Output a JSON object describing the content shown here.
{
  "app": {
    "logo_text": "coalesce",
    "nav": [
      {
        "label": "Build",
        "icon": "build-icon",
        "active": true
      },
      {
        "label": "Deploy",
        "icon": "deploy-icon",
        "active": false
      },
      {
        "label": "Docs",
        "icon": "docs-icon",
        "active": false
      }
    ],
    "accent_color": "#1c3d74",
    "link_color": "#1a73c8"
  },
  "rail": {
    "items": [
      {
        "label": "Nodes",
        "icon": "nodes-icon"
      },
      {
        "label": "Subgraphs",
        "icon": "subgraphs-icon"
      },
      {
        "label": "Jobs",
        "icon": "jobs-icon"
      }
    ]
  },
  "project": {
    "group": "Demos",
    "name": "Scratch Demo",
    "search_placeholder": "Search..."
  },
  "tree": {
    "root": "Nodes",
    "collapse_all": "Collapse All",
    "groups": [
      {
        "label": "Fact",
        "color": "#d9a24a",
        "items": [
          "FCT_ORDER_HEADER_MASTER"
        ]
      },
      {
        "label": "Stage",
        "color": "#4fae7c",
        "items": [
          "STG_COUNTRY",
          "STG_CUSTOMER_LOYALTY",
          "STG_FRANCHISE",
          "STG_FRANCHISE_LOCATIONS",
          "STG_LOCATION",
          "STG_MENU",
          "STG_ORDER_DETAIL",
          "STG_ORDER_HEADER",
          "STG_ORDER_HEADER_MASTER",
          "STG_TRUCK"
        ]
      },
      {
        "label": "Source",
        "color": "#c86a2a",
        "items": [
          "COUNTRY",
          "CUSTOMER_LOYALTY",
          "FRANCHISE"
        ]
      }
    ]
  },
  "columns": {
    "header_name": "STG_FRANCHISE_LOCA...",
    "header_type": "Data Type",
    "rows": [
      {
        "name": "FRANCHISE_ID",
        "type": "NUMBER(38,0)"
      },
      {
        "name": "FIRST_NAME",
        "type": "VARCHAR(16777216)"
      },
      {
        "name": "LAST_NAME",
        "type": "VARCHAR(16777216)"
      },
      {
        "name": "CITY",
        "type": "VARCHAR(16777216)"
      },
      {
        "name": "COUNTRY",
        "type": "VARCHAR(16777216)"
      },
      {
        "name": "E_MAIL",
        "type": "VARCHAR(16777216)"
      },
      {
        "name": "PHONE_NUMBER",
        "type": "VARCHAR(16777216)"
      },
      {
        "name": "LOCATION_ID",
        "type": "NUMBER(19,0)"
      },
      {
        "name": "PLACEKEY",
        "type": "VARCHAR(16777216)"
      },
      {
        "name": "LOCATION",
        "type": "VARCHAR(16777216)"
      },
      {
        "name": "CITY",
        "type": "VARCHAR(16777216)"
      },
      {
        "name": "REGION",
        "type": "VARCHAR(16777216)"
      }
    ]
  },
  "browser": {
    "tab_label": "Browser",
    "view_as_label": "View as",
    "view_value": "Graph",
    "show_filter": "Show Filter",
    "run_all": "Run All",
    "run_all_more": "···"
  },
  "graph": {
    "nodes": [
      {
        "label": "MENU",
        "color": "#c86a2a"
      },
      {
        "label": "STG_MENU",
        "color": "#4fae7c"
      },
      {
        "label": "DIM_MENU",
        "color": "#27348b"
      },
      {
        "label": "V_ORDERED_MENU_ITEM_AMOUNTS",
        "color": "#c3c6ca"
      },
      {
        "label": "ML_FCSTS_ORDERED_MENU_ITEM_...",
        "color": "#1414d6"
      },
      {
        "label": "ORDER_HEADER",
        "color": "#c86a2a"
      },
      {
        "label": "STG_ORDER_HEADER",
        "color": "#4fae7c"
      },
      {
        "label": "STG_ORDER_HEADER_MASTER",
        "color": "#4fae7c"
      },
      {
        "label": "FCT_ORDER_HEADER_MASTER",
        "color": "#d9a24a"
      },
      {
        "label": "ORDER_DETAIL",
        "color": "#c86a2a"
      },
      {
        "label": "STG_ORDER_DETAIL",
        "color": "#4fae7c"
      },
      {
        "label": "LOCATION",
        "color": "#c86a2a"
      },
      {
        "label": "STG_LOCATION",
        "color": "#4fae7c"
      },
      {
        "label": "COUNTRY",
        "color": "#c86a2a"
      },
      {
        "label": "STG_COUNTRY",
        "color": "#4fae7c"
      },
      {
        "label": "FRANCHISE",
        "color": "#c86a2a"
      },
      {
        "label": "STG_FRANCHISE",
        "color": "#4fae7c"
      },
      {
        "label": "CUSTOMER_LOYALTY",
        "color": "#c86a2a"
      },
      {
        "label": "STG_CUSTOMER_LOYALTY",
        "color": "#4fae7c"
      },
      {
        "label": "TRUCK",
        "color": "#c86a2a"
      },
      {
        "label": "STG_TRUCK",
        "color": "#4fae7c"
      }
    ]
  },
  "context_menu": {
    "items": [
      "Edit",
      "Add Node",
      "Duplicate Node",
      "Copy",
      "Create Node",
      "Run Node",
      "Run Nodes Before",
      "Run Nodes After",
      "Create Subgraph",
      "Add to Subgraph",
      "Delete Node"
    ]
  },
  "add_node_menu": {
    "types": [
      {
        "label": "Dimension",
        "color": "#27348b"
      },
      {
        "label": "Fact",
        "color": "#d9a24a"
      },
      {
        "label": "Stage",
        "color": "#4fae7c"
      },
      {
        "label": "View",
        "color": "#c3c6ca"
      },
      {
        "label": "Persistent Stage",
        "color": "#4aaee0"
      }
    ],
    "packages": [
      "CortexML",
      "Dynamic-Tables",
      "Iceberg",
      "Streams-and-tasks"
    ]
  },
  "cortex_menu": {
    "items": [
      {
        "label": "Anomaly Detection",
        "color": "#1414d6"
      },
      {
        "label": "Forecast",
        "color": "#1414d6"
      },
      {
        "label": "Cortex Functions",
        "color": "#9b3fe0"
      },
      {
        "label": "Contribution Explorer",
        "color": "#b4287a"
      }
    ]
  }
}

================================

PROMPT »
Copy each line of the data above without altering a single character.

RESPONSE TO THE TASK »
Output a JSON object describing the content shown here.
{
  "app": {
    "logo_text": "coalesce",
    "nav": [
      {
        "label": "Build",
        "icon": "build-icon",
        "active": true
      },
      {
        "label": "Deploy",
        "icon": "deploy-icon",
        "active": false
      },
      {
        "label": "Docs",
        "icon": "docs-icon",
        "active": false
      }
    ],
    "accent_color": "#1c3d74",
    "link_color": "#1a73c8"
  },
  "rail": {
    "items": [
      {
        "label": "Nodes",
        "icon": "nodes-icon"
      },
      {
        "label": "Subgraphs",
        "icon": "subgraphs-icon"
      },
      {
        "label": "Jobs",
        "icon": "jobs-icon"
      }
    ]
  },
  "project": {
    "group": "Demos",
    "name": "Scratch Demo",
    "search_placeholder": "Search..."
  },
  "tree": {
    "root": "Nodes",
    "collapse_all": "Collapse All",
    "groups": [
      {
        "label": "Fact",
        "color": "#d9a24a",
        "items": [
          "FCT_ORDER_HEADER_MASTER"
        ]
      },
      {
        "label": "Stage",
        "color": "#4fae7c",
        "items": [
          "STG_COUNTRY",
          "STG_CUSTOMER_LOYALTY",
          "STG_FRANCHISE",
          "STG_FRANCHISE_LOCATIONS",
          "STG_LOCATION",
          "STG_MENU",
          "STG_ORDER_DETAIL",
          "STG_ORDER_HEADER",
          "STG_ORDER_HEADER_MASTER",
          "STG_TRUCK"
        ]
      },
      {
        "label": "Source",
        "color": "#c86a2a",
        "items": [
          "COUNTRY",
          "CUSTOMER_LOYALTY",
          "FRANCHISE"
        ]
      }
    ]
  },
  "columns": {
    "header_name": "STG_FRANCHISE_LOCA...",
    "header_type": "Data Type",
    "rows": [
      {
        "name": "FRANCHISE_ID",
        "type": "NUMBER(38,0)"
      },
      {
        "name": "FIRST_NAME",
        "type": "VARCHAR(16777216)"
      },
      {
        "name": "LAST_NAME",
        "type": "VARCHAR(16777216)"
      },
      {
        "name": "CITY",
        "type": "VARCHAR(16777216)"
      },
      {
        "name": "COUNTRY",
        "type": "VARCHAR(16777216)"
      },
      {
        "name": "E_MAIL",
        "type": "VARCHAR(16777216)"
      },
      {
        "name": "PHONE_NUMBER",
        "type": "VARCHAR(16777216)"
      },
      {
        "name": "LOCATION_ID",
        "type": "NUMBER(19,0)"
      },
      {
        "name": "PLACEKEY",
        "type": "VARCHAR(16777216)"
      },
      {
        "name": "LOCATION",
        "type": "VARCHAR(16777216)"
      },
      {
        "name": "CITY",
        "type": "VARCHAR(16777216)"
      },
      {
        "name": "REGION",
        "type": "VARCHAR(16777216)"
      }
    ]
  },
  "browser": {
    "tab_label": "Browser",
    "view_as_label": "View as",
    "view_value": "Graph",
    "show_filter": "Show Filter",
    "run_all": "Run All",
    "run_all_more": "···"
  },
  "graph": {
    "nodes": [
      {
        "label": "MENU",
        "color": "#c86a2a"
      },
      {
        "label": "STG_MENU",
        "color": "#4fae7c"
      },
      {
        "label": "DIM_MENU",
        "color": "#27348b"
      },
      {
        "label": "V_ORDERED_MENU_ITEM_AMOUNTS",
        "color": "#c3c6ca"
      },
      {
        "label": "ML_FCSTS_ORDERED_MENU_ITEM_...",
        "color": "#1414d6"
      },
      {
        "label": "ORDER_HEADER",
        "color": "#c86a2a"
      },
      {
        "label": "STG_ORDER_HEADER",
        "color": "#4fae7c"
      },
      {
        "label": "STG_ORDER_HEADER_MASTER",
        "color": "#4fae7c"
      },
      {
        "label": "FCT_ORDER_HEADER_MASTER",
        "color": "#d9a24a"
      },
      {
        "label": "ORDER_DETAIL",
        "color": "#c86a2a"
      },
      {
        "label": "STG_ORDER_DETAIL",
        "color": "#4fae7c"
      },
      {
        "label": "LOCATION",
        "color": "#c86a2a"
      },
      {
        "label": "STG_LOCATION",
        "color": "#4fae7c"
      },
      {
        "label": "COUNTRY",
        "color": "#c86a2a"
      },
      {
        "label": "STG_COUNTRY",
        "color": "#4fae7c"
      },
      {
        "label": "FRANCHISE",
        "color": "#c86a2a"
      },
      {
        "label": "STG_FRANCHISE",
        "color": "#4fae7c"
      },
      {
        "label": "CUSTOMER_LOYALTY",
        "color": "#c86a2a"
      },
      {
        "label": "STG_CUSTOMER_LOYALTY",
        "color": "#4fae7c"
      },
      {
        "label": "TRUCK",
        "color": "#c86a2a"
      },
      {
        "label": "STG_TRUCK",
        "color": "#4fae7c"
      }
    ]
  },
  "context_menu": {
    "items": [
      "Edit",
      "Add Node",
      "Duplicate Node",
      "Copy",
      "Create Node",
      "Run Node",
      "Run Nodes Before",
      "Run Nodes After",
      "Create Subgraph",
      "Add to Subgraph",
      "Delete Node"
    ]
  },
  "add_node_menu": {
    "types": [
      {
        "label": "Dimension",
        "color": "#27348b"
      },
      {
        "label": "Fact",
        "color": "#d9a24a"
      },
      {
        "label": "Stage",
        "color": "#4fae7c"
      },
      {
        "label": "View",
        "color": "#c3c6ca"
      },
      {
        "label": "Persistent Stage",
        "color": "#4aaee0"
      }
    ],
    "packages": [
      "CortexML",
      "Dynamic-Tables",
      "Iceberg",
      "Streams-and-tasks"
    ]
  },
  "cortex_menu": {
    "items": [
      {
        "label": "Anomaly Detection",
        "color": "#1414d6"
      },
      {
        "label": "Forecast",
        "color": "#1414d6"
      },
      {
        "label": "Cortex Functions",
        "color": "#9b3fe0"
      },
      {
        "label": "Contribution Explorer",
        "color": "#b4287a"
      }
    ]
  }
}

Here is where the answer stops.